_Предложенный фрагмент_.
___

Почему запрос может быть заблокирован политикой CORS?
Если вы веб-разработчик, вы, вероятно, уже слышали или даже сталкивались с CORS-ошибками, имея за плечами часы, потраченные на поиски их причин и решений. Наиболее распространенная проблема заключается в том, что браузер блокирует запрос из-за политики CORS. Браузер выдаст ошибку и отобразит в консоли следующее сообщение:
Access to XMLHttpRequest at 'http://localhost:8080/' from origin
'http://localhost:3000' has been blocked by CORS policy:
Response to preflight request doesn't pass access control
check: No 'Access-Control-Allow-Origin' header is present
on the requested resource.
Приведенная выше CORS-ошибка уведомляет пользователя о том, что браузер не может получить доступ к ресурсу (https://localhost:8080) из источника (https://localhost:3000), поскольку сервер его не одобрил. Это произошло из-за того, что сервер не ответил заголовком Access-Control-Allow-Origin с этим источником или символом * в ответе на предварительный CORS-запрос.
Запрос может быть заблокирован политикой CORS не только из-за невалидного источника, но и из-за неразрешенных заголовка HTTP, HTTP-метода или заголовка Cookie.
Как исправить CORS-ошибку?
Фундаментальная идея “исправления CORS” заключается в том, чтобы отвечать на OPTIONS запросы, отправленные от клиента, корректными заголовками. Есть много способов начать отвечать корректными CORS. Вы можете использовать прокси-сервер или какое-нибудь middleware на своем сервере.
Помните, что заголовки Access-Control-* кэшируются в браузере в соответствии со значением, установленным в заголовке Access-Control-Max-Age. Поэтому перед тестированием изменений вам обязательно нужно чистить кэш. Вы также можете отключить кэширование в своем браузере.

___

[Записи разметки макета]
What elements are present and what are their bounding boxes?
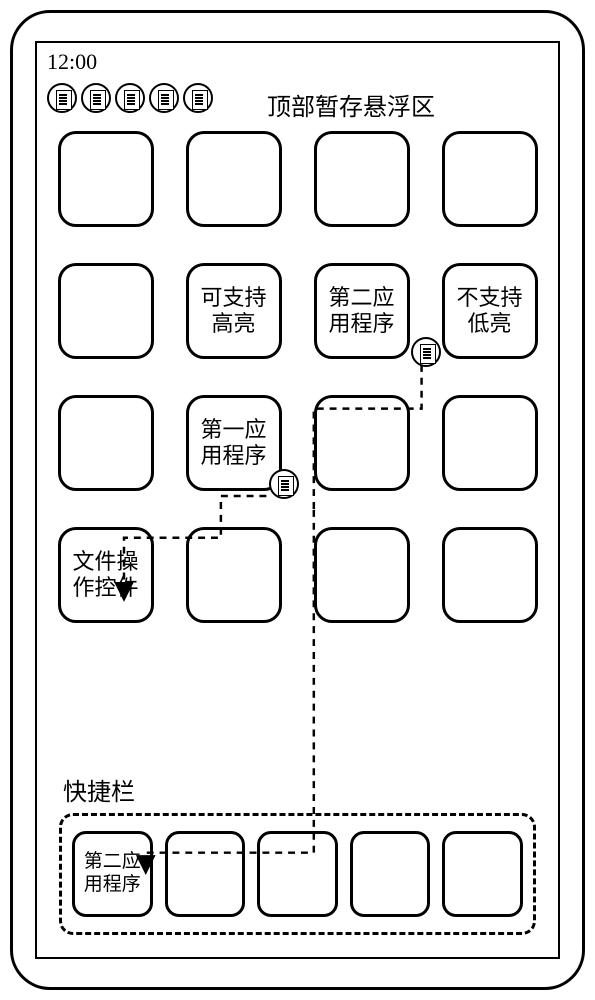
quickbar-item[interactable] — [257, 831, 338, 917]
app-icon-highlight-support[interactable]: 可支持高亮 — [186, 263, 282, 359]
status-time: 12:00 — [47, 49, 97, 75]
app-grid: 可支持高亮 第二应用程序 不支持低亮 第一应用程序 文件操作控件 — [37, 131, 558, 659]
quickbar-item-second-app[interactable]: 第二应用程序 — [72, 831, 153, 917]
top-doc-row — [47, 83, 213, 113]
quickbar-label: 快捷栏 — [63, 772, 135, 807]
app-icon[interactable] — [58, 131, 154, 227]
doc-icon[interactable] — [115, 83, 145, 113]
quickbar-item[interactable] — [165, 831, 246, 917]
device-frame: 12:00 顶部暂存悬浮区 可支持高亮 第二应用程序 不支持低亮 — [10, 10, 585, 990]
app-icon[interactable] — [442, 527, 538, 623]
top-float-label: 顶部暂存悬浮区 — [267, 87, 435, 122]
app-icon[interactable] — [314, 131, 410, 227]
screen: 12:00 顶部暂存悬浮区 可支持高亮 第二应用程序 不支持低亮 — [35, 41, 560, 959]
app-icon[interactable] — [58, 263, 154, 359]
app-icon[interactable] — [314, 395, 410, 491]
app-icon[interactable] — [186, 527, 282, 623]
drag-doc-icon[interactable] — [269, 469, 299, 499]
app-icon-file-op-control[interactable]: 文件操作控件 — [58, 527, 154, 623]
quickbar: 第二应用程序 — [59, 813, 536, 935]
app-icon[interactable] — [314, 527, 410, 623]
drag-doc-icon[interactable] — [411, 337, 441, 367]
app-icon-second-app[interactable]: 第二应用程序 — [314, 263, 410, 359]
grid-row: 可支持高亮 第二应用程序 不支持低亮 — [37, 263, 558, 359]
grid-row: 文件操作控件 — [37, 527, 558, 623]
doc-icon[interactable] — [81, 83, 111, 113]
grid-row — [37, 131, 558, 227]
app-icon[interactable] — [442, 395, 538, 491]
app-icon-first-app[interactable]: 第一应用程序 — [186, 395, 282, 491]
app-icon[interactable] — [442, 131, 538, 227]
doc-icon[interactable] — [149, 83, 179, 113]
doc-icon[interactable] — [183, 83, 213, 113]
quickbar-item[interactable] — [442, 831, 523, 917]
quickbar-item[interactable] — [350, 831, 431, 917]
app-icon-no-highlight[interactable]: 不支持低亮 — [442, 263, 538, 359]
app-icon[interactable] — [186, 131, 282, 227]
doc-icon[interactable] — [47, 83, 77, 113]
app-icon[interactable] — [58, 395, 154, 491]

___

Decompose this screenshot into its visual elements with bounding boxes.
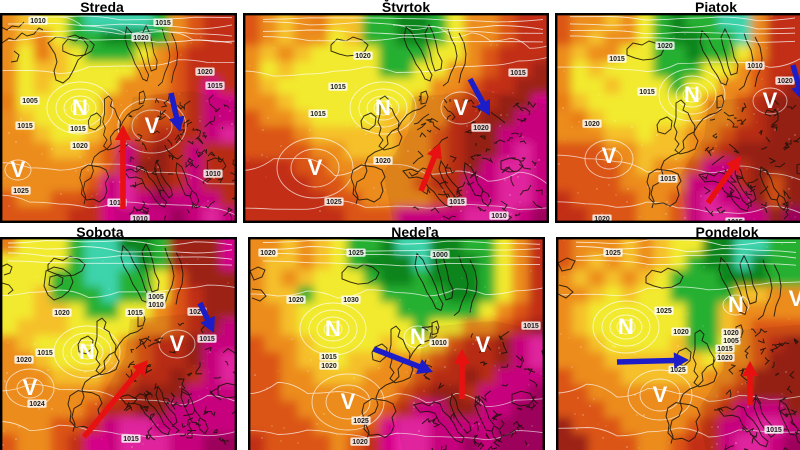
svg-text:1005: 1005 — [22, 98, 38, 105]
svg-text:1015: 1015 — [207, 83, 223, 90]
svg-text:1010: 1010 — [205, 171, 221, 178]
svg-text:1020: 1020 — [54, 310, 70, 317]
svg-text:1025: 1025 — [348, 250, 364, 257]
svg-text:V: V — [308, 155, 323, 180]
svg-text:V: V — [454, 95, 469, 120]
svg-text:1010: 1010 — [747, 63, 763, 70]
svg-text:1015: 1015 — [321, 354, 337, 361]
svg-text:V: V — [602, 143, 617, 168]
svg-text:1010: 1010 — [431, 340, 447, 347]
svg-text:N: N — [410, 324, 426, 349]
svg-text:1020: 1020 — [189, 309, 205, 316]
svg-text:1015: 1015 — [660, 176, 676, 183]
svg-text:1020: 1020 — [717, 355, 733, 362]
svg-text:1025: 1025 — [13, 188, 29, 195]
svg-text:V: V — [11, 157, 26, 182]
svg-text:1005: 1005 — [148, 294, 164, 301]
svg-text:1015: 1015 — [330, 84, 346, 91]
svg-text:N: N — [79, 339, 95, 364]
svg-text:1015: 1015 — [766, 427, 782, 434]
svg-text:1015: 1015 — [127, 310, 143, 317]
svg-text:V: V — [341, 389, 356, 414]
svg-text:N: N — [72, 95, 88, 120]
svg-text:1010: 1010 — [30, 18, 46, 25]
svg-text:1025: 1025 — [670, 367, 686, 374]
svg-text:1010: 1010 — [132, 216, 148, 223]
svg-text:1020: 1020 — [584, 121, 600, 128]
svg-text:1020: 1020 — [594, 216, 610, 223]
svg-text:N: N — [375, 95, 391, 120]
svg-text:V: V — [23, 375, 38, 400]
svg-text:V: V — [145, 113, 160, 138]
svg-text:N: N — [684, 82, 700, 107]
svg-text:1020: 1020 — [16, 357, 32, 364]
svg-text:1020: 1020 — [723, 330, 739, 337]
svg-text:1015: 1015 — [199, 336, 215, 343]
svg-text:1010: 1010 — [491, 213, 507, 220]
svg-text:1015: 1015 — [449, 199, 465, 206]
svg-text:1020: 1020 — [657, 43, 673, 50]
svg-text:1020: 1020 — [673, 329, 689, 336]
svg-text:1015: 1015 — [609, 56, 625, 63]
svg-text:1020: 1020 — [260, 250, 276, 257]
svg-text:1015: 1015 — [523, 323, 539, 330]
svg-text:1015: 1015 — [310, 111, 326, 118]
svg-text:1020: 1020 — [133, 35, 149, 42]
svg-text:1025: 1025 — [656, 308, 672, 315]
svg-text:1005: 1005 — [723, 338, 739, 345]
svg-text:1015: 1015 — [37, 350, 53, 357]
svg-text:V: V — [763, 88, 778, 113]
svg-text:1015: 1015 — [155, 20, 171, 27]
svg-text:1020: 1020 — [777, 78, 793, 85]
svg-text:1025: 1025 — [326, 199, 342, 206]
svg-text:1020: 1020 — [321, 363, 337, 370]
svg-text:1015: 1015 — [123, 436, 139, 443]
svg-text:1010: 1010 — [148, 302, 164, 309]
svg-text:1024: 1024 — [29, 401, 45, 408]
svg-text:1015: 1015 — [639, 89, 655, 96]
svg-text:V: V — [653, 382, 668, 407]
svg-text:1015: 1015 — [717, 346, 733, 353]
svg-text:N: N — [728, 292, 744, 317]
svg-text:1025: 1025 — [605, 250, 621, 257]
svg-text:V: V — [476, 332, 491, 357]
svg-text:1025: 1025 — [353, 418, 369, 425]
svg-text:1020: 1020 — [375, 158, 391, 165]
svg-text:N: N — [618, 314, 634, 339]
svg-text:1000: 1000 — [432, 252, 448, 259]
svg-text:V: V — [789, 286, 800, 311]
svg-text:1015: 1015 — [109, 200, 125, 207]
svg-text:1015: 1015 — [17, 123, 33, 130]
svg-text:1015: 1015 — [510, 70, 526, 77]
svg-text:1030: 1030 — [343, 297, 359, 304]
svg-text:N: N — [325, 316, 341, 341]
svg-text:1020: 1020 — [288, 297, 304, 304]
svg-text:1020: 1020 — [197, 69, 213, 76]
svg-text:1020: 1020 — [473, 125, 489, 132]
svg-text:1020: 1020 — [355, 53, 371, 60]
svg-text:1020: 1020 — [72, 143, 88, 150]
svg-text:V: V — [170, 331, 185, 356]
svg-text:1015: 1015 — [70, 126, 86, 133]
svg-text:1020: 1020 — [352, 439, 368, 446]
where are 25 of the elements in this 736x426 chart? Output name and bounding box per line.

___

Согласно фрагменту о политике CORS, в соответствии с чем браузер кэширует заголовки Access-Control-*?

В соответствии со значением, установленным в заголовке Access-Control-Max-Age.